Transcribe all of the records word for word, but omit the pictures.

----- SOURCE DATA

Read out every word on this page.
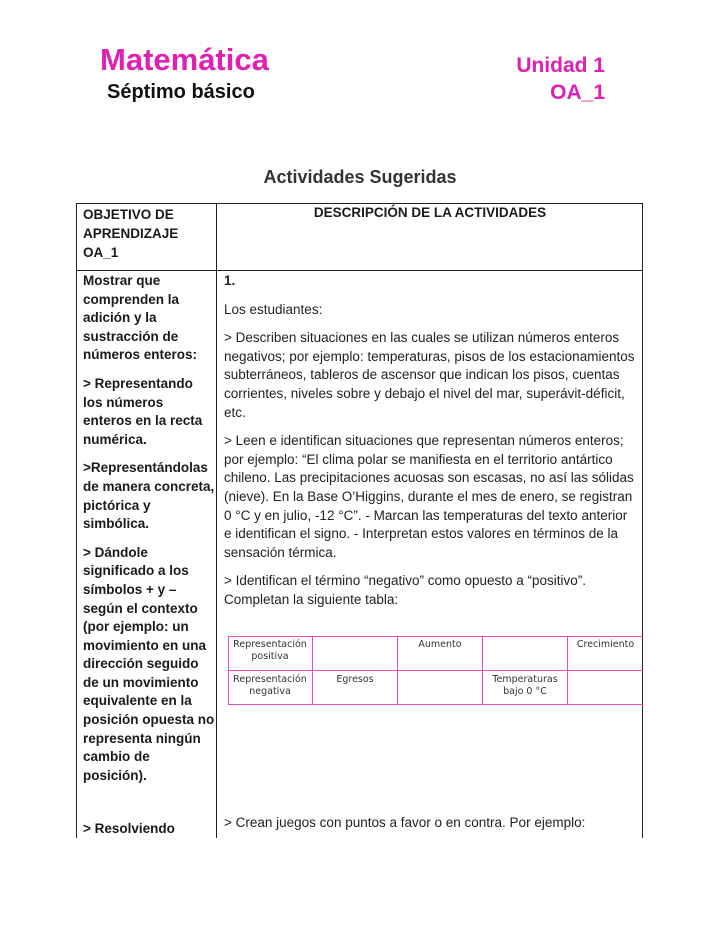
Matemática
Séptimo básico
Unidad 1
OA_1
Actividades Sugeridas
OBJETIVO DE
APRENDIZAJE
OA_1
DESCRIPCIÓN DE LA ACTIVIDADES

Mostrar que comprenden la adición y la sustracción de números enteros:

> Representando los números enteros en la recta numérica.

>Representándolas de manera concreta, pictórica y simbólica.

> Dándole significado a los símbolos + y – según el contexto (por ejemplo: un movimiento en una dirección seguido de un movimiento equivalente en la posición opuesta no representa ningún cambio de posición).

> Resolviendo

1.

Los estudiantes:

> Describen situaciones en las cuales se utilizan números enteros negativos; por ejemplo: temperaturas, pisos de los estacionamientos subterráneos, tableros de ascensor que indican los pisos, cuentas corrientes, niveles sobre y debajo el nivel del mar, superávit-déficit, etc.

> Leen e identifican situaciones que representan números enteros; por ejemplo: “El clima polar se manifiesta en el territorio antártico chileno. Las precipitaciones acuosas son escasas, no así las sólidas (nieve). En la Base O’Higgins, durante el mes de enero, se registran 0 °C y en julio, -12 °C”. - Marcan las temperaturas del texto anterior e identifican el signo. - Interpretan estos valores en términos de la sensación térmica.

> Identifican el término “negativo” como opuesto a “positivo”. Completan la siguiente tabla:

Representación positiva
Aumento	Crecimiento
Representación negativa
Egresos	Temperaturas bajo 0 °C
> Crean juegos con puntos a favor o en contra. Por ejemplo:
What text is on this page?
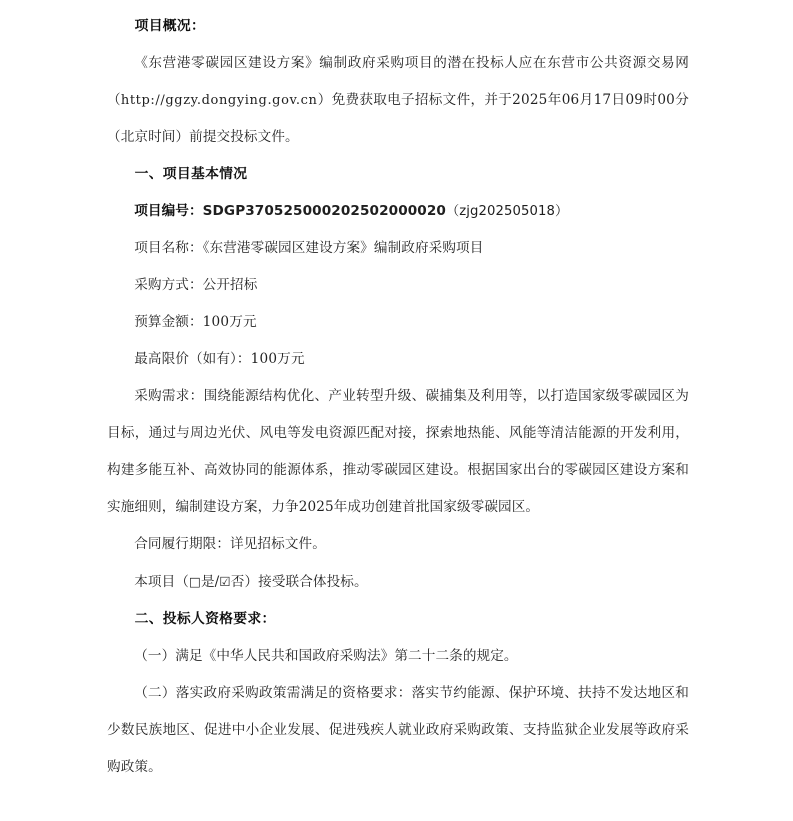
项目概况：

《东营港零碳园区建设方案》编制政府采购项目的潜在投标人应在东营市公共资源交易网（http://ggzy.dongying.gov.cn）免费获取电子招标文件，并于2025年06月17日09时00分（北京时间）前提交投标文件。

一、项目基本情况

项目编号：SDGP370525000202502000020（zjg202505018）

项目名称：《东营港零碳园区建设方案》编制政府采购项目

采购方式：公开招标

预算金额：100万元

最高限价（如有）：100万元

采购需求：围绕能源结构优化、产业转型升级、碳捕集及利用等，以打造国家级零碳园区为目标，通过与周边光伏、风电等发电资源匹配对接，探索地热能、风能等清洁能源的开发利用，构建多能互补、高效协同的能源体系，推动零碳园区建设。根据国家出台的零碳园区建设方案和实施细则，编制建设方案，力争2025年成功创建首批国家级零碳园区。

合同履行期限：详见招标文件。

本项目（□是/☑否）接受联合体投标。

二、投标人资格要求：

（一）满足《中华人民共和国政府采购法》第二十二条的规定。

（二）落实政府采购政策需满足的资格要求：落实节约能源、保护环境、扶持不发达地区和少数民族地区、促进中小企业发展、促进残疾人就业政府采购政策、支持监狱企业发展等政府采购政策。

----------

▶ _ANSWER TO THIS PROBLEM_
Read out every word on this page.
Matemática
Séptimo básico
Unidad 1
OA_1
Actividades Sugeridas
OBJETIVO DE
APRENDIZAJE
OA_1
DESCRIPCIÓN DE LA ACTIVIDADES

Mostrar que comprenden la adición y la sustracción de números enteros:

> Representando los números enteros en la recta numérica.

>Representándolas de manera concreta, pictórica y simbólica.

> Dándole significado a los símbolos + y – según el contexto (por ejemplo: un movimiento en una dirección seguido de un movimiento equivalente en la posición opuesta no representa ningún cambio de posición).

> Resolviendo

1.

Los estudiantes:

> Describen situaciones en las cuales se utilizan números enteros negativos; por ejemplo: temperaturas, pisos de los estacionamientos subterráneos, tableros de ascensor que indican los pisos, cuentas corrientes, niveles sobre y debajo el nivel del mar, superávit-déficit, etc.

> Leen e identifican situaciones que representan números enteros; por ejemplo: “El clima polar se manifiesta en el territorio antártico chileno. Las precipitaciones acuosas son escasas, no así las sólidas (nieve). En la Base O’Higgins, durante el mes de enero, se registran 0 °C y en julio, -12 °C”. - Marcan las temperaturas del texto anterior e identifican el signo. - Interpretan estos valores en términos de la sensación térmica.

> Identifican el término “negativo” como opuesto a “positivo”. Completan la siguiente tabla:

Representación positiva
Aumento	Crecimiento
Representación negativa
Egresos	Temperaturas bajo 0 °C
> Crean juegos con puntos a favor o en contra. Por ejemplo:
What text is on this page?
项目概况：

《东营港零碳园区建设方案》编制政府采购项目的潜在投标人应在东营市公共资源交易网（http://ggzy.dongying.gov.cn）免费获取电子招标文件，并于2025年06月17日09时00分（北京时间）前提交投标文件。

一、项目基本情况

项目编号：SDGP370525000202502000020（zjg202505018）

项目名称：《东营港零碳园区建设方案》编制政府采购项目

采购方式：公开招标

预算金额：100万元

最高限价（如有）：100万元

采购需求：围绕能源结构优化、产业转型升级、碳捕集及利用等，以打造国家级零碳园区为目标，通过与周边光伏、风电等发电资源匹配对接，探索地热能、风能等清洁能源的开发利用，构建多能互补、高效协同的能源体系，推动零碳园区建设。根据国家出台的零碳园区建设方案和实施细则，编制建设方案，力争2025年成功创建首批国家级零碳园区。

合同履行期限：详见招标文件。

本项目（□是/☑否）接受联合体投标。

二、投标人资格要求：

（一）满足《中华人民共和国政府采购法》第二十二条的规定。

（二）落实政府采购政策需满足的资格要求：落实节约能源、保护环境、扶持不发达地区和少数民族地区、促进中小企业发展、促进残疾人就业政府采购政策、支持监狱企业发展等政府采购政策。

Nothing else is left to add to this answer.